• DO THIS: Could you copy every line from the material below in which "Рабочий" appears?

.....

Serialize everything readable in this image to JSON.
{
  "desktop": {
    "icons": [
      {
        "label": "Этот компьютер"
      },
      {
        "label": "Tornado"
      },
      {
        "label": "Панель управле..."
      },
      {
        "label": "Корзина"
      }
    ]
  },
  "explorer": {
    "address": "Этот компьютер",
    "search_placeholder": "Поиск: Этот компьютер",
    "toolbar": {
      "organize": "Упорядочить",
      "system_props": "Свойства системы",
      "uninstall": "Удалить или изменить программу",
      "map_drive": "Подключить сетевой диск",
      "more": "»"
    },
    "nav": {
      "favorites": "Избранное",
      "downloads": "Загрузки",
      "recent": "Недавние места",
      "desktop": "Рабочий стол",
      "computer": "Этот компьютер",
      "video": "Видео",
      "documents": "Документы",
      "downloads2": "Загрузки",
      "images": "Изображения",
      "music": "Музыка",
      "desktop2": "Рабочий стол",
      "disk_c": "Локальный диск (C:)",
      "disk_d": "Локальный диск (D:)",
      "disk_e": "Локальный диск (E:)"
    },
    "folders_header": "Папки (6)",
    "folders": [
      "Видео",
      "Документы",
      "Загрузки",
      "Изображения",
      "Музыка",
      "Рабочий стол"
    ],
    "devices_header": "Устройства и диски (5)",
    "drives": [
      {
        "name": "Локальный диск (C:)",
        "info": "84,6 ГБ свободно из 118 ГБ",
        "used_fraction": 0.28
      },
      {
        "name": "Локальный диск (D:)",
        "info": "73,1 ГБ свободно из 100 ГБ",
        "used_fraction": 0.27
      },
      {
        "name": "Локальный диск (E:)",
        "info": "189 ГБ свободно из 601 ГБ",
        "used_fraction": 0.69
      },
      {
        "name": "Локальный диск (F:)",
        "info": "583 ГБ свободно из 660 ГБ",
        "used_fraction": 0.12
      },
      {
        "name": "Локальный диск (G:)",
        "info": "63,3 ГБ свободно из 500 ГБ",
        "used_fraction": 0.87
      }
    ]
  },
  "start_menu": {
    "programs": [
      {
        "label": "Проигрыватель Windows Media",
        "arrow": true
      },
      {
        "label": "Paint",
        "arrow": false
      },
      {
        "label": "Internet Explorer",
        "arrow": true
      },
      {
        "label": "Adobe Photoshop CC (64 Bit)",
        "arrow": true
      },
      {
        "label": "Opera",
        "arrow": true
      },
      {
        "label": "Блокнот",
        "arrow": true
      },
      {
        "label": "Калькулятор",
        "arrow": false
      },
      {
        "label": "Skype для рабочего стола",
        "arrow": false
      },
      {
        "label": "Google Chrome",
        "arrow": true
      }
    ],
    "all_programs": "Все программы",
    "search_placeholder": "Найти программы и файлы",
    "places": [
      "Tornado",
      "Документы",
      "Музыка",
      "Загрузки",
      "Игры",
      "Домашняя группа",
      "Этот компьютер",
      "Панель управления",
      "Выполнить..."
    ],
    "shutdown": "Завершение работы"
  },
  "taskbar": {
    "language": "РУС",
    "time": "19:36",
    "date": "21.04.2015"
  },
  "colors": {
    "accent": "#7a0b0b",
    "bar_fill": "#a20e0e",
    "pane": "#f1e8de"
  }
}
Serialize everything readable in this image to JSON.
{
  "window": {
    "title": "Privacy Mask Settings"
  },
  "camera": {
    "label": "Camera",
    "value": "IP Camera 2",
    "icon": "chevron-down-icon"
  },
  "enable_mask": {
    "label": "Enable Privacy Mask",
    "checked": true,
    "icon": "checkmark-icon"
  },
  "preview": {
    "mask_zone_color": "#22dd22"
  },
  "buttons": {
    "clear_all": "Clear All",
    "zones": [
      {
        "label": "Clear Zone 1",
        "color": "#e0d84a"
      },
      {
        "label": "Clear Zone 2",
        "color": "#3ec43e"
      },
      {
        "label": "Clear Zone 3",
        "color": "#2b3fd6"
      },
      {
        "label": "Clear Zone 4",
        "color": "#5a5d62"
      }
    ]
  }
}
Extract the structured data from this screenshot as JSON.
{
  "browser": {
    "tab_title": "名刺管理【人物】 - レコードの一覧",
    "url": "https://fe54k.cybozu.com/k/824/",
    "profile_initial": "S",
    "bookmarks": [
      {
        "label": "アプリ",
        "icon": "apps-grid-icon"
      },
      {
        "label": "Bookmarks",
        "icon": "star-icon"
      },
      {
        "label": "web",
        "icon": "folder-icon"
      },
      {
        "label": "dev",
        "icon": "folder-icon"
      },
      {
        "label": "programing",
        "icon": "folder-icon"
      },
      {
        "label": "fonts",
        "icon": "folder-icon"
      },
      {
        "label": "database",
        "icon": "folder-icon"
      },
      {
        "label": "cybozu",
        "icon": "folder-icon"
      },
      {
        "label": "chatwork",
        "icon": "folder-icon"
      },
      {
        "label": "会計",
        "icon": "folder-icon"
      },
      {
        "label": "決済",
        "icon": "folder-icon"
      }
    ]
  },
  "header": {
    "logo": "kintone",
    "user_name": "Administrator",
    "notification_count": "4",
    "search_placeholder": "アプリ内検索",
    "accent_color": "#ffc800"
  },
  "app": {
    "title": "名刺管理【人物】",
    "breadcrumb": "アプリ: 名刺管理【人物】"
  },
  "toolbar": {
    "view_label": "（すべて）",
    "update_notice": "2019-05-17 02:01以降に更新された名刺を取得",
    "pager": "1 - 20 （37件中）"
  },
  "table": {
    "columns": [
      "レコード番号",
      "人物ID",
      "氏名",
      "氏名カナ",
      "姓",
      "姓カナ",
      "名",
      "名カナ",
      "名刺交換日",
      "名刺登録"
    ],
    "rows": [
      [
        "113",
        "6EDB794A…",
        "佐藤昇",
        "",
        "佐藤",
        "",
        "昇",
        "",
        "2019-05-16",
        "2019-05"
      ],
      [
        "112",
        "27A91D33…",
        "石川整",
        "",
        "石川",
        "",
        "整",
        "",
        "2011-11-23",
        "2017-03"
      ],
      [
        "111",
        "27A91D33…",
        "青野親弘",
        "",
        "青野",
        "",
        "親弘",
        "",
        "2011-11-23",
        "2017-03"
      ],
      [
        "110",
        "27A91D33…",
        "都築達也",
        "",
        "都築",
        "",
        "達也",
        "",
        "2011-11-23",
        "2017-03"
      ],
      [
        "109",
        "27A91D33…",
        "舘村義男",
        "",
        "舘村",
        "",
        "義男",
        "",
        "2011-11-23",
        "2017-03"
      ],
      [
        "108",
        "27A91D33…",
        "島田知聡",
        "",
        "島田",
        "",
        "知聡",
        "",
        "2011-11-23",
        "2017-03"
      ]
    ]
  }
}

.....

• ANSWER IN FULL:
      "desktop": "Рабочий стол",
      "desktop2": "Рабочий стол",
      "Рабочий стол"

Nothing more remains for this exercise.